◆ YOUR TASK: Reproduce the records. Keep every word exact and include no images.

◆ TASK INPUT:
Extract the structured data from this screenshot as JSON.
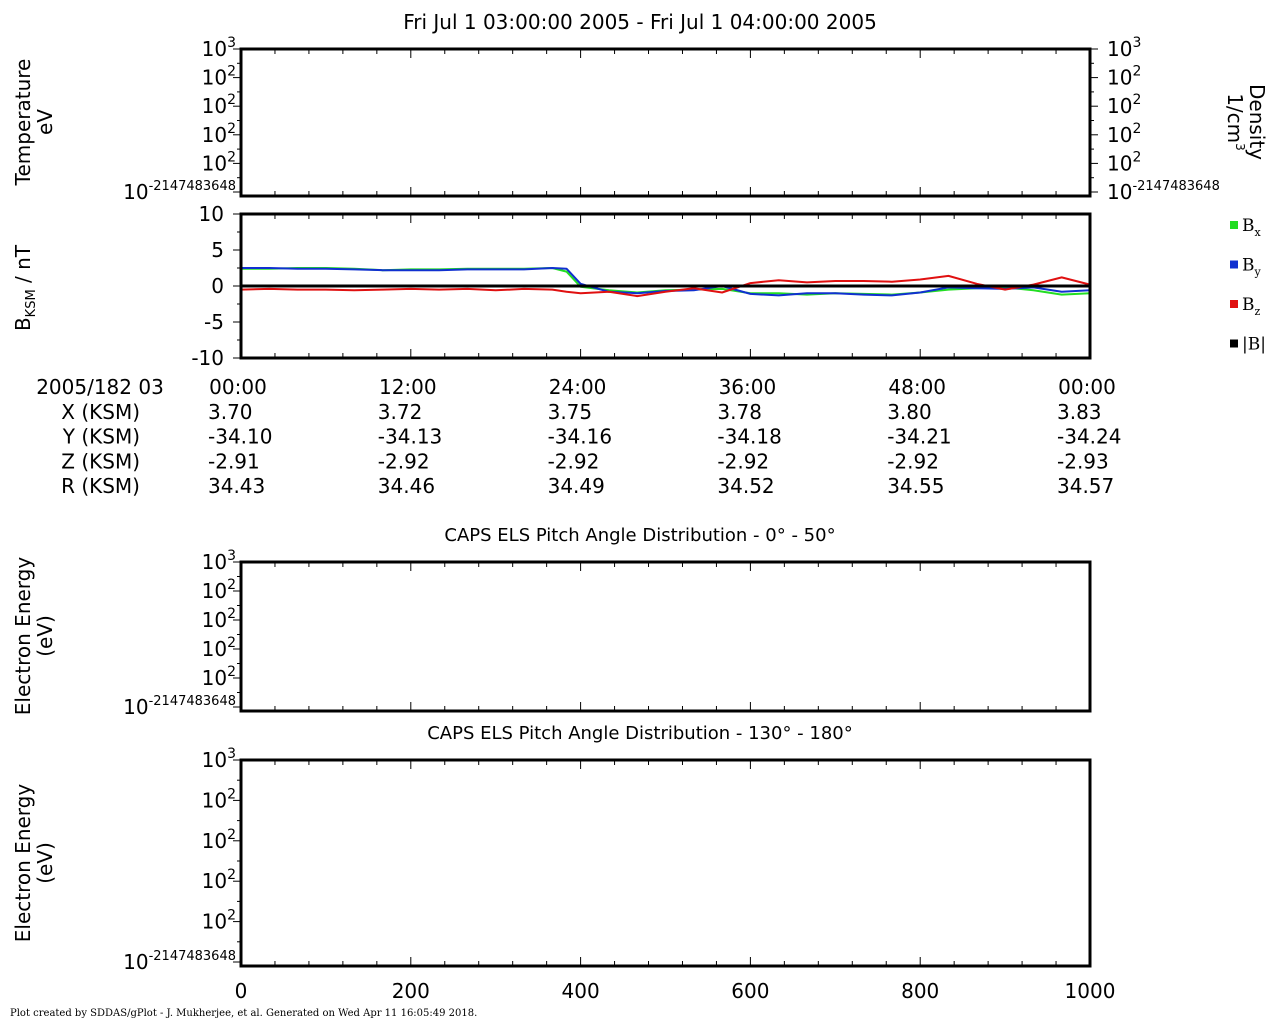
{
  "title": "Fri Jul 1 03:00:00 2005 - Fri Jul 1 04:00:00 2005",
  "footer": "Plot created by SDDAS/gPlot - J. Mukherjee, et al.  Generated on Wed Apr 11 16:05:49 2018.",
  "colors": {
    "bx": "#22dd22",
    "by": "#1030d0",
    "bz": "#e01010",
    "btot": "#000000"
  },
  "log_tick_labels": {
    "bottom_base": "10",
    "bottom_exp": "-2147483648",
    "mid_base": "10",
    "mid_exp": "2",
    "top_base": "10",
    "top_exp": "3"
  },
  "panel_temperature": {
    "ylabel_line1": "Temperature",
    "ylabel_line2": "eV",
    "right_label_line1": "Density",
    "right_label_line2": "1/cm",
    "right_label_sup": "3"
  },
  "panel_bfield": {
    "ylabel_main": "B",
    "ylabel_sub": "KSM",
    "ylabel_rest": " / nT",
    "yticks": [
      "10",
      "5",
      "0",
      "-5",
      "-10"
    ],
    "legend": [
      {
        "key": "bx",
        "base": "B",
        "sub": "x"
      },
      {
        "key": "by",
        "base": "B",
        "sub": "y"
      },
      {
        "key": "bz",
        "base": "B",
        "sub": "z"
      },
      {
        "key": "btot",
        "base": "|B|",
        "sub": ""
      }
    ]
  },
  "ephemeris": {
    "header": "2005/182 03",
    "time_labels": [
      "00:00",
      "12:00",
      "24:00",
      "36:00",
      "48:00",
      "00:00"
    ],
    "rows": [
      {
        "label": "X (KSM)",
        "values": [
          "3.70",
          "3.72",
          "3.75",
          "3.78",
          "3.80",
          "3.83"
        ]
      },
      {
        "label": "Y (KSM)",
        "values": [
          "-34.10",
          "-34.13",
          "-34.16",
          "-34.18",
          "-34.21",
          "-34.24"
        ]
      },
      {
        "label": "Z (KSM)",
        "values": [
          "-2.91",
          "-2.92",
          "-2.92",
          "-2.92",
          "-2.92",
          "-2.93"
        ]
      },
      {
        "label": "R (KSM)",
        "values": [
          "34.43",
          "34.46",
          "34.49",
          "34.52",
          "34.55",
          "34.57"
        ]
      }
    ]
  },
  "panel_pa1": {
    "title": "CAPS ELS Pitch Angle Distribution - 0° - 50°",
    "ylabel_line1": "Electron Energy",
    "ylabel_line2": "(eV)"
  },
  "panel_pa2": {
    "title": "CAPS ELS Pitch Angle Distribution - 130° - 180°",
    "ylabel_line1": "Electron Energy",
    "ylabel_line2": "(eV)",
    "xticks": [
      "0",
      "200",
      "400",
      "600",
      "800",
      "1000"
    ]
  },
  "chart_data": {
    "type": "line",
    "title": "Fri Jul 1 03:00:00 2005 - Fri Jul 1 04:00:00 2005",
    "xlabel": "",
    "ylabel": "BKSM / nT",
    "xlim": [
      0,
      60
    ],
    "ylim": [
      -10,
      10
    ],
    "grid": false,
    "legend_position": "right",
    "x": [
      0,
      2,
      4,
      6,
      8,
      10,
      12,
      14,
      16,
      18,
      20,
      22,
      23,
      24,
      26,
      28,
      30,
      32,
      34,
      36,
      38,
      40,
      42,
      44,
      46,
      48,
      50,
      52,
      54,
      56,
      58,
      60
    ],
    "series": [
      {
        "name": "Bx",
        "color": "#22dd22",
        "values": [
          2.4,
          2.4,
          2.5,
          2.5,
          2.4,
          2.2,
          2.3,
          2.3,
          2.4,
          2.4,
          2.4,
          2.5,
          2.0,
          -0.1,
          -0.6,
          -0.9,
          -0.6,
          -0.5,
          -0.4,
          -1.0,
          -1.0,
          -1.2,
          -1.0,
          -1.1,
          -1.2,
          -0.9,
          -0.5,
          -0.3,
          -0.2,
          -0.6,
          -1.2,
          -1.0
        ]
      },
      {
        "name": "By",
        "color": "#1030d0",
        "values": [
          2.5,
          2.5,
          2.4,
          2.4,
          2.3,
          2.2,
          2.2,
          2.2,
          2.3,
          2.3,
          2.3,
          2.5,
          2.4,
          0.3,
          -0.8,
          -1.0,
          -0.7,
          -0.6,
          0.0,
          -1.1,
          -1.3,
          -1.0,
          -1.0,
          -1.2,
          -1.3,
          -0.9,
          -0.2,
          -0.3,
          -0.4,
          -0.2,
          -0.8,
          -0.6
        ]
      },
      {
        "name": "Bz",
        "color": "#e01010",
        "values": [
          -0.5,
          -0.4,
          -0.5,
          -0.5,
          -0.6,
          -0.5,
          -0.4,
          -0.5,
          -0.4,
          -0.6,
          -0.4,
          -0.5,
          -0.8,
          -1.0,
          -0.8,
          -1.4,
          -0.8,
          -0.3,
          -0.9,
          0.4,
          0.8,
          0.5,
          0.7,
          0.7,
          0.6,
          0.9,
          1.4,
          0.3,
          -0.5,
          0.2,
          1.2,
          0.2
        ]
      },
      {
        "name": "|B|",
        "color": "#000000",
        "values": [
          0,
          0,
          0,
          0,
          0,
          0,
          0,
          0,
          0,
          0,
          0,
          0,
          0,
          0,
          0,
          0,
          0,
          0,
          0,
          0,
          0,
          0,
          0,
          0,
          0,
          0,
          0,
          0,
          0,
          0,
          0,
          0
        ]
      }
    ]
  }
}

◆ THE ANSWER:
Extract the structured data from this screenshot as JSON.
{
  "title": "Fri Jul 1 03:00:00 2005 - Fri Jul 1 04:00:00 2005",
  "footer": "Plot created by SDDAS/gPlot - J. Mukherjee, et al.  Generated on Wed Apr 11 16:05:49 2018.",
  "colors": {
    "bx": "#22dd22",
    "by": "#1030d0",
    "bz": "#e01010",
    "btot": "#000000"
  },
  "log_tick_labels": {
    "bottom_base": "10",
    "bottom_exp": "-2147483648",
    "mid_base": "10",
    "mid_exp": "2",
    "top_base": "10",
    "top_exp": "3"
  },
  "panel_temperature": {
    "ylabel_line1": "Temperature",
    "ylabel_line2": "eV",
    "right_label_line1": "Density",
    "right_label_line2": "1/cm",
    "right_label_sup": "3"
  },
  "panel_bfield": {
    "ylabel_main": "B",
    "ylabel_sub": "KSM",
    "ylabel_rest": " / nT",
    "yticks": [
      "10",
      "5",
      "0",
      "-5",
      "-10"
    ],
    "legend": [
      {
        "key": "bx",
        "base": "B",
        "sub": "x"
      },
      {
        "key": "by",
        "base": "B",
        "sub": "y"
      },
      {
        "key": "bz",
        "base": "B",
        "sub": "z"
      },
      {
        "key": "btot",
        "base": "|B|",
        "sub": ""
      }
    ]
  },
  "ephemeris": {
    "header": "2005/182 03",
    "time_labels": [
      "00:00",
      "12:00",
      "24:00",
      "36:00",
      "48:00",
      "00:00"
    ],
    "rows": [
      {
        "label": "X (KSM)",
        "values": [
          "3.70",
          "3.72",
          "3.75",
          "3.78",
          "3.80",
          "3.83"
        ]
      },
      {
        "label": "Y (KSM)",
        "values": [
          "-34.10",
          "-34.13",
          "-34.16",
          "-34.18",
          "-34.21",
          "-34.24"
        ]
      },
      {
        "label": "Z (KSM)",
        "values": [
          "-2.91",
          "-2.92",
          "-2.92",
          "-2.92",
          "-2.92",
          "-2.93"
        ]
      },
      {
        "label": "R (KSM)",
        "values": [
          "34.43",
          "34.46",
          "34.49",
          "34.52",
          "34.55",
          "34.57"
        ]
      }
    ]
  },
  "panel_pa1": {
    "title": "CAPS ELS Pitch Angle Distribution - 0° - 50°",
    "ylabel_line1": "Electron Energy",
    "ylabel_line2": "(eV)"
  },
  "panel_pa2": {
    "title": "CAPS ELS Pitch Angle Distribution - 130° - 180°",
    "ylabel_line1": "Electron Energy",
    "ylabel_line2": "(eV)",
    "xticks": [
      "0",
      "200",
      "400",
      "600",
      "800",
      "1000"
    ]
  },
  "chart_data": {
    "type": "line",
    "title": "Fri Jul 1 03:00:00 2005 - Fri Jul 1 04:00:00 2005",
    "xlabel": "",
    "ylabel": "BKSM / nT",
    "xlim": [
      0,
      60
    ],
    "ylim": [
      -10,
      10
    ],
    "grid": false,
    "legend_position": "right",
    "x": [
      0,
      2,
      4,
      6,
      8,
      10,
      12,
      14,
      16,
      18,
      20,
      22,
      23,
      24,
      26,
      28,
      30,
      32,
      34,
      36,
      38,
      40,
      42,
      44,
      46,
      48,
      50,
      52,
      54,
      56,
      58,
      60
    ],
    "series": [
      {
        "name": "Bx",
        "color": "#22dd22",
        "values": [
          2.4,
          2.4,
          2.5,
          2.5,
          2.4,
          2.2,
          2.3,
          2.3,
          2.4,
          2.4,
          2.4,
          2.5,
          2.0,
          -0.1,
          -0.6,
          -0.9,
          -0.6,
          -0.5,
          -0.4,
          -1.0,
          -1.0,
          -1.2,
          -1.0,
          -1.1,
          -1.2,
          -0.9,
          -0.5,
          -0.3,
          -0.2,
          -0.6,
          -1.2,
          -1.0
        ]
      },
      {
        "name": "By",
        "color": "#1030d0",
        "values": [
          2.5,
          2.5,
          2.4,
          2.4,
          2.3,
          2.2,
          2.2,
          2.2,
          2.3,
          2.3,
          2.3,
          2.5,
          2.4,
          0.3,
          -0.8,
          -1.0,
          -0.7,
          -0.6,
          0.0,
          -1.1,
          -1.3,
          -1.0,
          -1.0,
          -1.2,
          -1.3,
          -0.9,
          -0.2,
          -0.3,
          -0.4,
          -0.2,
          -0.8,
          -0.6
        ]
      },
      {
        "name": "Bz",
        "color": "#e01010",
        "values": [
          -0.5,
          -0.4,
          -0.5,
          -0.5,
          -0.6,
          -0.5,
          -0.4,
          -0.5,
          -0.4,
          -0.6,
          -0.4,
          -0.5,
          -0.8,
          -1.0,
          -0.8,
          -1.4,
          -0.8,
          -0.3,
          -0.9,
          0.4,
          0.8,
          0.5,
          0.7,
          0.7,
          0.6,
          0.9,
          1.4,
          0.3,
          -0.5,
          0.2,
          1.2,
          0.2
        ]
      },
      {
        "name": "|B|",
        "color": "#000000",
        "values": [
          0,
          0,
          0,
          0,
          0,
          0,
          0,
          0,
          0,
          0,
          0,
          0,
          0,
          0,
          0,
          0,
          0,
          0,
          0,
          0,
          0,
          0,
          0,
          0,
          0,
          0,
          0,
          0,
          0,
          0,
          0,
          0
        ]
      }
    ]
  }
}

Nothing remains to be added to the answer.